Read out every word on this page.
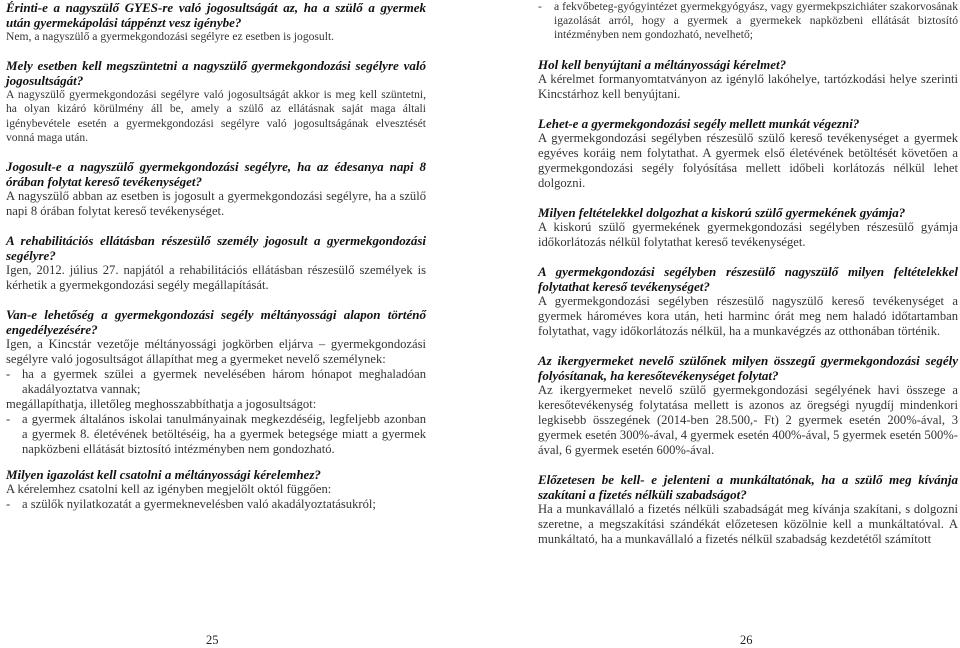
Érinti-e a nagyszülő GYES-re való jogosultságát az, ha a szülő a gyermek után gyermekápolási táppénzt vesz igénybe?

Nem, a nagyszülő a gyermekgondozási segélyre ez esetben is jogosult.

Mely esetben kell megszüntetni a nagyszülő gyermekgondozási segélyre való jogosultságát?

A nagyszülő gyermekgondozási segélyre való jogosultságát akkor is meg kell szüntetni, ha olyan kizáró körülmény áll be, amely a szülő az ellátásnak saját maga általi igénybevétele esetén a gyermekgondozási segélyre való jogosultságának elvesztését vonná maga után.

Jogosult-e a nagyszülő gyermekgondozási segélyre, ha az édesanya napi 8 órában folytat kereső tevékenységet?

A nagyszülő abban az esetben is jogosult a gyermekgondozási segélyre, ha a szülő napi 8 órában folytat kereső tevékenységet.

A rehabilitációs ellátásban részesülő személy jogosult a gyermekgondozási segélyre?

Igen, 2012. július 27. napjától a rehabilitációs ellátásban részesülő személyek is kérhetik a gyermekgondozási segély megállapítását.

Van-e lehetőség a gyermekgondozási segély méltányossági alapon történő engedélyezésére?

Igen, a Kincstár vezetője méltányossági jogkörben eljárva – gyermekgondozási segélyre való jogosultságot állapíthat meg a gyermeket nevelő személynek:

- ha a gyermek szülei a gyermek nevelésében három hónapot meghaladóan akadályoztatva vannak;

megállapíthatja, illetőleg meghosszabbíthatja a jogosultságot:

- a gyermek általános iskolai tanulmányainak megkezdéséig, legfeljebb azonban a gyermek 8. életévének betöltéséig, ha a gyermek betegsége miatt a gyermek napközbeni ellátását biztosító intézményben nem gondozható.

Milyen igazolást kell csatolni a méltányossági kérelemhez?

A kérelemhez csatolni kell az igényben megjelölt októl függően:

- a szülők nyilatkozatát a gyermeknevelésben való akadályoztatásukról;
25
-	a fekvőbeteg-gyógyintézet gyermekgyógyász, vagy gyermekpszichiáter szakorvosának igazolását arról, hogy a gyermek a gyermekek napközbeni ellátását biztosító intézményben nem gondozható, nevelhető;

Hol kell benyújtani a méltányossági kérelmet?

A kérelmet formanyomtatványon az igénylő lakóhelye, tartózkodási helye szerinti Kincstárhoz kell benyújtani.

Lehet-e a gyermekgondozási segély mellett munkát végezni?

A gyermekgondozási segélyben részesülő szülő kereső tevékenységet a gyermek egyéves koráig nem folytathat. A gyermek első életévének betöltését követően a gyermekgondozási segély folyósítása mellett időbeli korlátozás nélkül lehet dolgozni.

Milyen feltételekkel dolgozhat a kiskorú szülő gyermekének gyámja?

A kiskorú szülő gyermekének gyermekgondozási segélyben részesülő gyámja időkorlátozás nélkül folytathat kereső tevékenységet.

A gyermekgondozási segélyben részesülő nagyszülő milyen feltételekkel folytathat kereső tevékenységet?

A gyermekgondozási segélyben részesülő nagyszülő kereső tevékenységet a gyermek hároméves kora után, heti harminc órát meg nem haladó időtartamban folytathat, vagy időkorlátozás nélkül, ha a munkavégzés az otthonában történik.

Az ikergyermeket nevelő szülőnek milyen összegű gyermekgondozási segély folyósítanak, ha keresőtevékenységet folytat?

Az ikergyermeket nevelő szülő gyermekgondozási segélyének havi összege a keresőtevékenység folytatása mellett is azonos az öregségi nyugdíj mindenkori legkisebb összegének (2014-ben 28.500,- Ft) 2 gyermek esetén 200%-ával, 3 gyermek esetén 300%-ával, 4 gyermek esetén 400%-ával, 5 gyermek esetén 500%-ával, 6 gyermek esetén 600%-ával.

Előzetesen be kell- e jelenteni a munkáltatónak, ha a szülő meg kívánja szakítani a fizetés nélküli szabadságot?

Ha a munkavállaló a fizetés nélküli szabadságát meg kívánja szakítani, s dolgozni szeretne, a megszakítási szándékát előzetesen közölnie kell a munkáltatóval. A munkáltató, ha a munkavállaló a fizetés nélkül szabadság kezdetétől számított

26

————————

◆ **Exercise**
Go through the listing above and list every line that has the word "kívánja".

◆ **Reply**
Előzetesen be kell- e jelenteni a munkáltatónak, ha a szülő meg kívánja szakítani a fizetés nélküli szabadságot?
Ha a munkavállaló a fizetés nélküli szabadságát meg kívánja szakítani, s dolgozni szeretne, a megszakítási szándékát előzetesen közölnie kell a munkáltatóval. A munkáltató, ha a munkavállaló a fizetés nélkül szabadság kezdetétől számított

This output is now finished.